Short exercise:
Locate every line below that contains the word "complex" and copy it.

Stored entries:
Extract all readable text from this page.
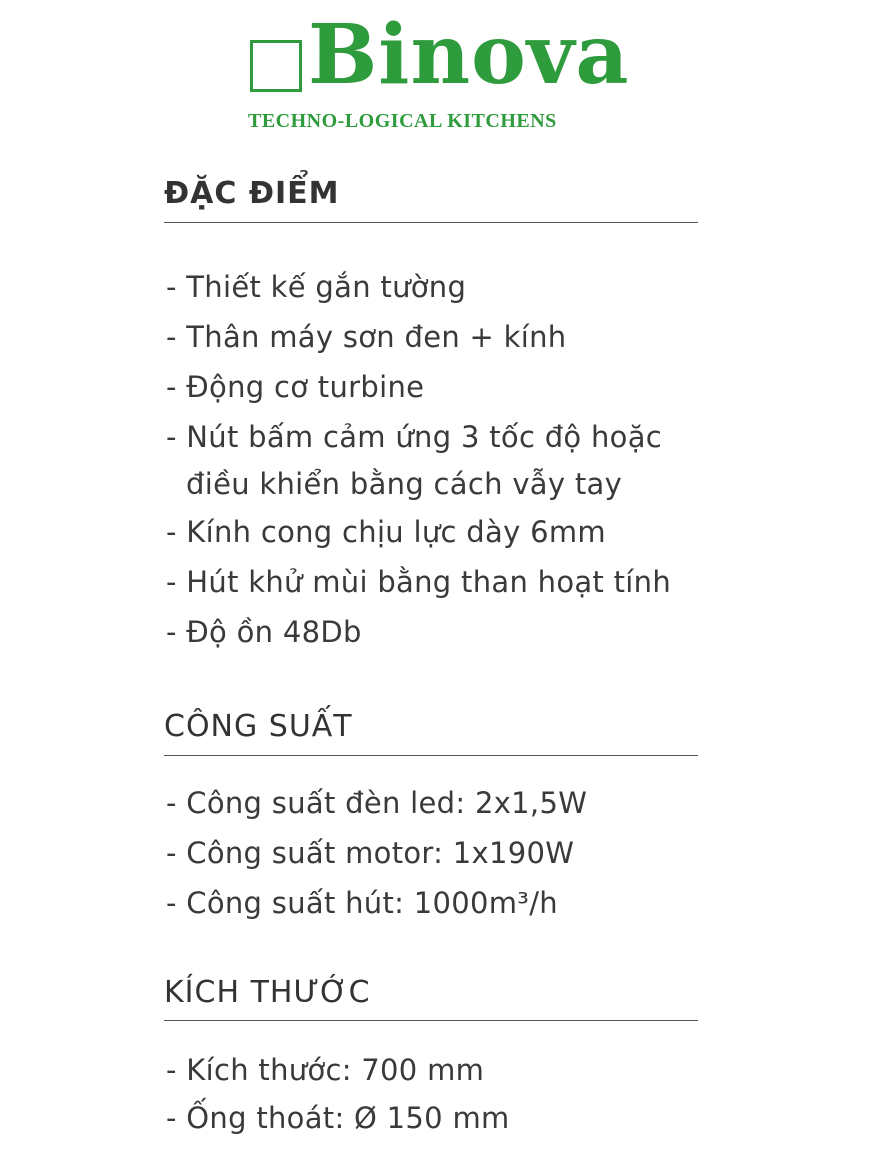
Binova
TECHNO-LOGICAL KITCHENS
ĐẶC ĐIỂM
- Thiết kế gắn tường
- Thân máy sơn đen + kính
- Động cơ turbine
- Nút bấm cảm ứng 3 tốc độ hoặc
điều khiển bằng cách vẫy tay
- Kính cong chịu lực dày 6mm
- Hút khử mùi bằng than hoạt tính
- Độ ồn 48Db
CÔNG SUẤT
- Công suất đèn led: 2x1,5W
- Công suất motor: 1x190W
- Công suất hút: 1000m³/h
KÍCH THƯỚC
- Kích thước: 700 mm
- Ống thoát: Ø 150 mm
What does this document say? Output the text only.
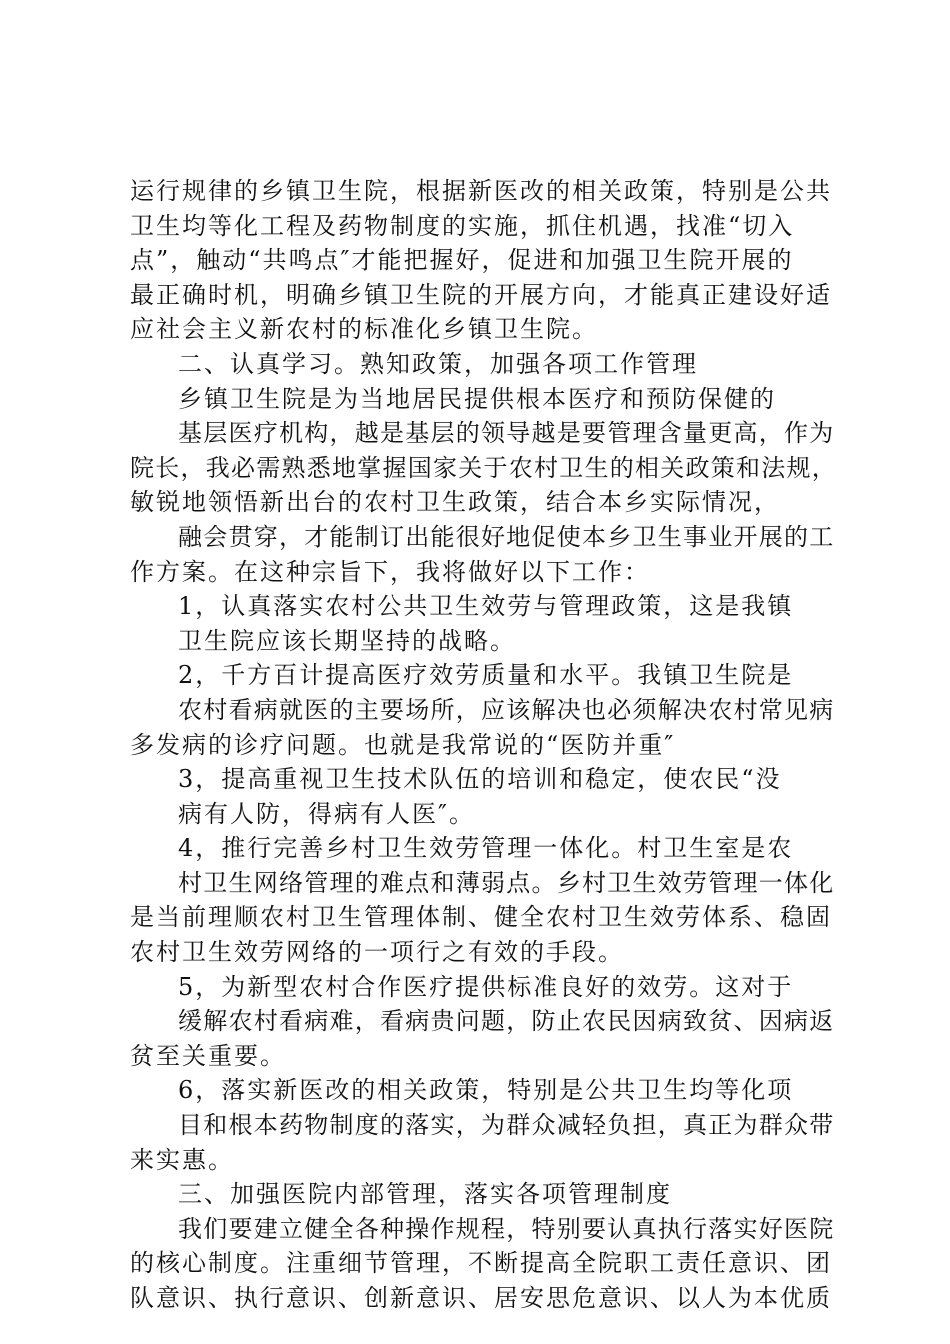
运行规律的乡镇卫生院，根据新医改的相关政策，特别是公共
卫生均等化工程及药物制度的实施，抓住机遇，找准“切入
点”，触动“共鸣点″才能把握好，促进和加强卫生院开展的
最正确时机，明确乡镇卫生院的开展方向，才能真正建设好适
应社会主义新农村的标准化乡镇卫生院。
二、认真学习。熟知政策，加强各项工作管理
乡镇卫生院是为当地居民提供根本医疗和预防保健的
基层医疗机构，越是基层的领导越是要管理含量更高，作为
院长，我必需熟悉地掌握国家关于农村卫生的相关政策和法规，
敏锐地领悟新出台的农村卫生政策，结合本乡实际情况，
融会贯穿，才能制订出能很好地促使本乡卫生事业开展的工
作方案。在这种宗旨下，我将做好以下工作：
1，认真落实农村公共卫生效劳与管理政策，这是我镇
卫生院应该长期坚持的战略。
2，千方百计提高医疗效劳质量和水平。我镇卫生院是
农村看病就医的主要场所，应该解决也必须解决农村常见病
多发病的诊疗问题。也就是我常说的“医防并重″
3，提高重视卫生技术队伍的培训和稳定，使农民“没
病有人防，得病有人医″。
4，推行完善乡村卫生效劳管理一体化。村卫生室是农
村卫生网络管理的难点和薄弱点。乡村卫生效劳管理一体化
是当前理顺农村卫生管理体制、健全农村卫生效劳体系、稳固
农村卫生效劳网络的一项行之有效的手段。
5，为新型农村合作医疗提供标准良好的效劳。这对于
缓解农村看病难，看病贵问题，防止农民因病致贫、因病返
贫至关重要。
6，落实新医改的相关政策，特别是公共卫生均等化项
目和根本药物制度的落实，为群众减轻负担，真正为群众带
来实惠。
三、加强医院内部管理，落实各项管理制度
我们要建立健全各种操作规程，特别要认真执行落实好医院
的核心制度。注重细节管理，不断提高全院职工责任意识、团
队意识、执行意识、创新意识、居安思危意识、以人为本优质
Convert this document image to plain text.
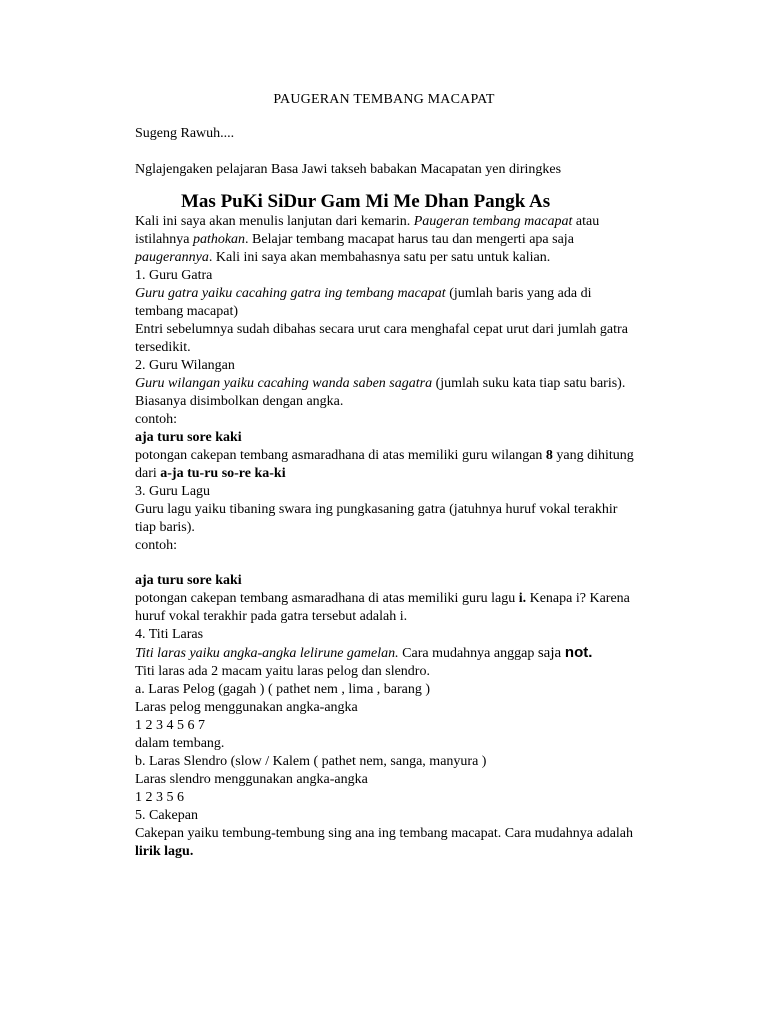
PAUGERAN TEMBANG MACAPAT
Sugeng Rawuh....
Nglajengaken pelajaran Basa Jawi takseh babakan Macapatan yen diringkes
Mas PuKi SiDur Gam Mi Me Dhan Pangk As
Kali ini saya akan menulis lanjutan dari kemarin. Paugeran tembang macapat atau
istilahnya pathokan. Belajar tembang macapat harus tau dan mengerti apa saja
paugerannya. Kali ini saya akan membahasnya satu per satu untuk kalian.
1. Guru Gatra
Guru gatra yaiku cacahing gatra ing tembang macapat (jumlah baris yang ada di
tembang macapat)
Entri sebelumnya sudah dibahas secara urut cara menghafal cepat urut dari jumlah gatra
tersedikit.
2. Guru Wilangan
Guru wilangan yaiku cacahing wanda saben sagatra (jumlah suku kata tiap satu baris).
Biasanya disimbolkan dengan angka.
contoh:
aja turu sore kaki
potongan cakepan tembang asmaradhana di atas memiliki guru wilangan 8 yang dihitung
dari a-ja tu-ru so-re ka-ki
3. Guru Lagu
Guru lagu yaiku tibaning swara ing pungkasaning gatra (jatuhnya huruf vokal terakhir
tiap baris).
contoh:
aja turu sore kaki
potongan cakepan tembang asmaradhana di atas memiliki guru lagu i. Kenapa i? Karena
huruf vokal terakhir pada gatra tersebut adalah i.
4. Titi Laras
Titi laras yaiku angka-angka lelirune gamelan. Cara mudahnya anggap saja not.
Titi laras ada 2 macam yaitu laras pelog dan slendro.
a. Laras Pelog (gagah ) ( pathet nem , lima , barang )
Laras pelog menggunakan angka-angka
1 2 3 4 5 6 7
dalam tembang.
b. Laras Slendro (slow / Kalem ( pathet nem, sanga, manyura )
Laras slendro menggunakan angka-angka
1 2 3 5 6
5. Cakepan
Cakepan yaiku tembung-tembung sing ana ing tembang macapat. Cara mudahnya adalah
lirik lagu.
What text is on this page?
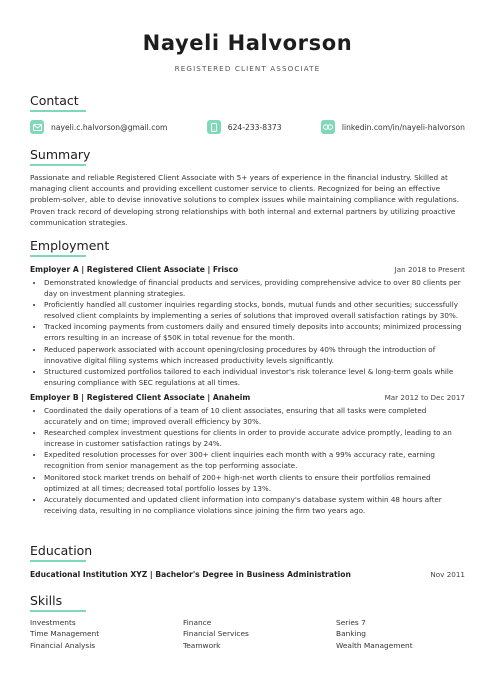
Nayeli Halvorson
REGISTERED CLIENT ASSOCIATE
Contact
nayeli.c.halvorson@gmail.com	624-233-8373	linkedin.com/in/nayeli-halvorson
Summary
Passionate and reliable Registered Client Associate with 5+ years of experience in the financial industry. Skilled at managing client accounts and providing excellent customer service to clients. Recognized for being an effective problem-solver, able to devise innovative solutions to complex issues while maintaining compliance with regulations. Proven track record of developing strong relationships with both internal and external partners by utilizing proactive communication strategies.
Employment
Employer A | Registered Client Associate | Frisco	Jan 2018 to Present
• Demonstrated knowledge of financial products and services, providing comprehensive advice to over 80 clients per day on investment planning strategies.
• Proficiently handled all customer inquiries regarding stocks, bonds, mutual funds and other securities; successfully resolved client complaints by implementing a series of solutions that improved overall satisfaction ratings by 30%.
• Tracked incoming payments from customers daily and ensured timely deposits into accounts; minimized processing errors resulting in an increase of $50K in total revenue for the month.
• Reduced paperwork associated with account opening/closing procedures by 40% through the introduction of innovative digital filing systems which increased productivity levels significantly.
• Structured customized portfolios tailored to each individual investor's risk tolerance level & long-term goals while ensuring compliance with SEC regulations at all times.
Employer B | Registered Client Associate | Anaheim	Mar 2012 to Dec 2017
• Coordinated the daily operations of a team of 10 client associates, ensuring that all tasks were completed accurately and on time; improved overall efficiency by 30%.
• Researched complex investment questions for clients in order to provide accurate advice promptly, leading to an increase in customer satisfaction ratings by 24%.
• Expedited resolution processes for over 300+ client inquiries each month with a 99% accuracy rate, earning recognition from senior management as the top performing associate.
• Monitored stock market trends on behalf of 200+ high-net worth clients to ensure their portfolios remained optimized at all times; decreased total portfolio losses by 13%.
• Accurately documented and updated client information into company's database system within 48 hours after receiving data, resulting in no compliance violations since joining the firm two years ago.
Education
Educational Institution XYZ | Bachelor's Degree in Business Administration	Nov 2011
Skills
Investments	Finance	Series 7
Time Management	Financial Services	Banking
Financial Analysis	Teamwork	Wealth Management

Result of this exercise:
Passionate and reliable Registered Client Associate with 5+ years of experience in the financial industry. Skilled at managing client accounts and providing excellent customer service to clients. Recognized for being an effective problem-solver, able to devise innovative solutions to complex issues while maintaining compliance with regulations. Proven track record of developing strong relationships with both internal and external partners by utilizing proactive communication strategies.
• Researched complex investment questions for clients in order to provide accurate advice promptly, leading to an increase in customer satisfaction ratings by 24%.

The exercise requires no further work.